__WRITTEN INSTRUCTION__: Copy out the lines that include the word "coupon".
== SUPPLIED RECORDS
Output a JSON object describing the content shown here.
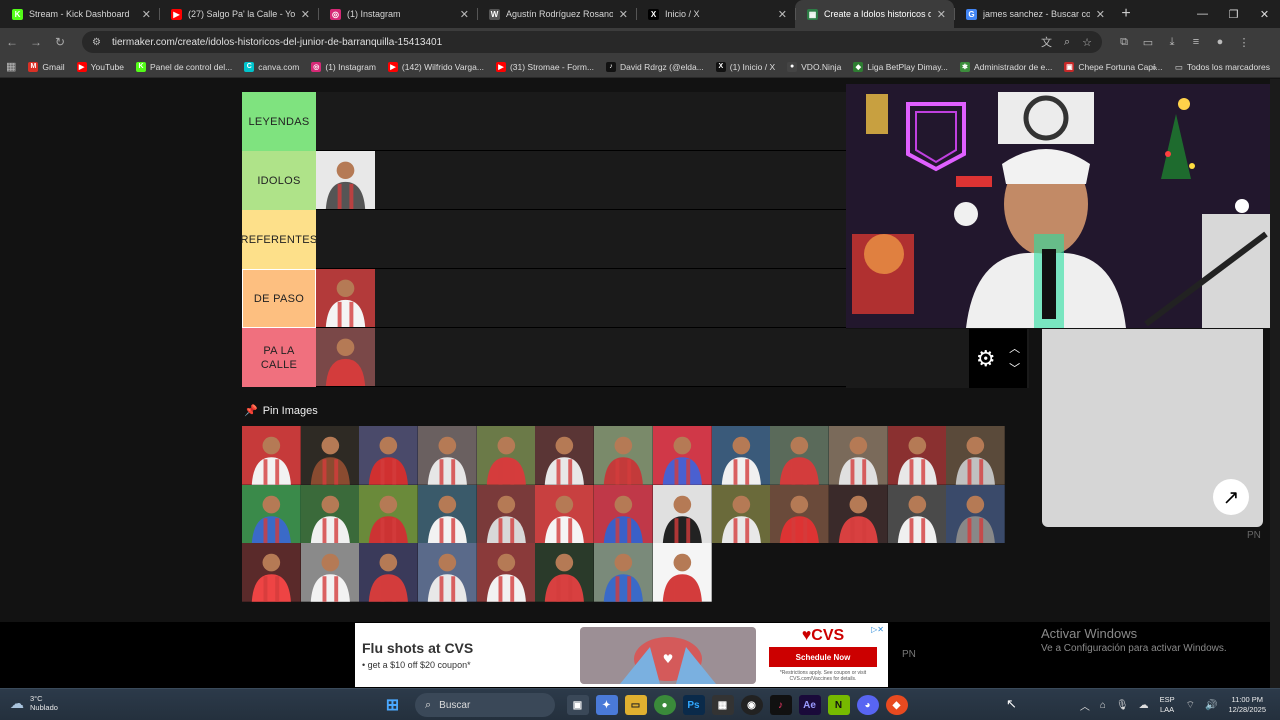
{
  "browser": {
    "tabs": [
      {
        "title": "Stream - Kick Dashboard",
        "fav": "K",
        "color": "#53fc18",
        "active": false
      },
      {
        "title": "(27) Salgo Pa' la Calle - YouTub",
        "fav": "▶",
        "color": "#ff0000",
        "active": false
      },
      {
        "title": "(1) Instagram",
        "fav": "◎",
        "color": "#d62976",
        "active": false
      },
      {
        "title": "Agustín Rodríguez Rosano - Wi",
        "fav": "W",
        "color": "#555555",
        "active": false
      },
      {
        "title": "Inicio / X",
        "fav": "X",
        "color": "#000000",
        "active": false
      },
      {
        "title": "Create a Idolos historicos del Ju",
        "fav": "▦",
        "color": "#2d7d46",
        "active": true
      },
      {
        "title": "james sanchez - Buscar con Go",
        "fav": "G",
        "color": "#4285f4",
        "active": false
      }
    ],
    "url": "tiermaker.com/create/idolos-historicos-del-junior-de-barranquilla-15413401",
    "bookmarks": [
      {
        "label": "Gmail",
        "fav": "M",
        "color": "#d93025"
      },
      {
        "label": "YouTube",
        "fav": "▶",
        "color": "#ff0000"
      },
      {
        "label": "Panel de control del...",
        "fav": "K",
        "color": "#53fc18"
      },
      {
        "label": "canva.com",
        "fav": "C",
        "color": "#00c4cc"
      },
      {
        "label": "(1) Instagram",
        "fav": "◎",
        "color": "#d62976"
      },
      {
        "label": "(142) Wilfrido Varga...",
        "fav": "▶",
        "color": "#ff0000"
      },
      {
        "label": "(31) Stromae - Form...",
        "fav": "▶",
        "color": "#ff0000"
      },
      {
        "label": "David Rdrgz (@elda...",
        "fav": "♪",
        "color": "#111111"
      },
      {
        "label": "(1) Inicio / X",
        "fav": "X",
        "color": "#111111"
      },
      {
        "label": "VDO.Ninja",
        "fav": "●",
        "color": "#444444"
      },
      {
        "label": "Liga BetPlay Dimay...",
        "fav": "◆",
        "color": "#2e7d32"
      },
      {
        "label": "Administrador de e...",
        "fav": "✱",
        "color": "#3c8d3c"
      },
      {
        "label": "Chepe Fortuna Capí...",
        "fav": "▣",
        "color": "#c62828"
      }
    ],
    "bookmarks_folder": "Todos los marcadores"
  },
  "tiers": [
    {
      "label": "LEYENDAS",
      "color": "#7fe37f",
      "items": []
    },
    {
      "label": "IDOLOS",
      "color": "#afe389",
      "items": [
        {
          "bg": "#e8e8e8",
          "fg": "#555555"
        }
      ]
    },
    {
      "label": "REFERENTES",
      "color": "#fde08a",
      "items": []
    },
    {
      "label": "DE PASO",
      "color": "#fdbf80",
      "items": [
        {
          "bg": "#b33a3a",
          "fg": "#f4f4f4"
        }
      ],
      "selected": true
    },
    {
      "label": "PA LA CALLE",
      "color": "#f0707e",
      "items": [
        {
          "bg": "#7a4848",
          "fg": "#d33c3c"
        }
      ]
    }
  ],
  "pin_section": {
    "title": "Pin Images"
  },
  "pool_colors": [
    [
      "#c63a3a",
      "#f2f2f2"
    ],
    [
      "#2e2a24",
      "#8a4b30"
    ],
    [
      "#4a4a6a",
      "#d03030"
    ],
    [
      "#6a6060",
      "#e6e6e6"
    ],
    [
      "#6b7a48",
      "#d53c3c"
    ],
    [
      "#5a3535",
      "#e8e8e8"
    ],
    [
      "#7a8a6a",
      "#c33a3a"
    ],
    [
      "#d03848",
      "#4a60d0"
    ],
    [
      "#3a5a7a",
      "#f0f0f0"
    ],
    [
      "#5a6a5a",
      "#d33c3c"
    ],
    [
      "#7a6a5a",
      "#e0e0e0"
    ],
    [
      "#8a3030",
      "#e8e8e8"
    ],
    [
      "#5a4a3a",
      "#c0c0c0"
    ],
    [
      "#3a8a4a",
      "#3a6ac8"
    ],
    [
      "#3a6a3a",
      "#f0f0f0"
    ],
    [
      "#6a8a3a",
      "#c33"
    ],
    [
      "#3a5a6a",
      "#f2f2f2"
    ],
    [
      "#7a3a3a",
      "#d8d8d8"
    ],
    [
      "#c84040",
      "#f5f5f5"
    ],
    [
      "#c03848",
      "#3a60c8"
    ],
    [
      "#e0e0e0",
      "#222222"
    ],
    [
      "#6a6a3a",
      "#e8e8e8"
    ],
    [
      "#6a4a3a",
      "#d33"
    ],
    [
      "#3a2a2a",
      "#d84040"
    ],
    [
      "#4a4a4a",
      "#f0f0f0"
    ],
    [
      "#3a4a6a",
      "#888888"
    ],
    [
      "#5a2a2a",
      "#e44"
    ],
    [
      "#8a8a8a",
      "#f2f2f2"
    ],
    [
      "#3a3a5a",
      "#d33c3c"
    ],
    [
      "#5a6a8a",
      "#e8e8e8"
    ],
    [
      "#8a3a3a",
      "#f2f2f2"
    ],
    [
      "#2a3a2a",
      "#d84040"
    ],
    [
      "#7a8a7a",
      "#3a6ac8"
    ],
    [
      "#f5f5f5",
      "#d33c3c"
    ]
  ],
  "panel": {
    "pn": "PN"
  },
  "ad": {
    "headline": "Flu shots at CVS",
    "sub": "• get a $10 off $20 coupon*",
    "logo": "♥CVS",
    "button": "Schedule Now",
    "fine": "*Restrictions apply. See coupon or visit CVS.com/Vaccines for details."
  },
  "pn_ad": "PN",
  "activation": {
    "title": "Activar Windows",
    "sub": "Ve a Configuración para activar Windows."
  },
  "taskbar": {
    "weather_temp": "3°C",
    "weather_desc": "Nublado",
    "search_placeholder": "Buscar",
    "lang1": "ESP",
    "lang2": "LAA",
    "time": "11:00 PM",
    "date": "12/28/2025"
  }
}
====
__RESPONSE TO THIS TASK__:
    "sub": "• get a $10 off $20 coupon*",
    "fine": "*Restrictions apply. See coupon or visit CVS.com/Vaccines for details."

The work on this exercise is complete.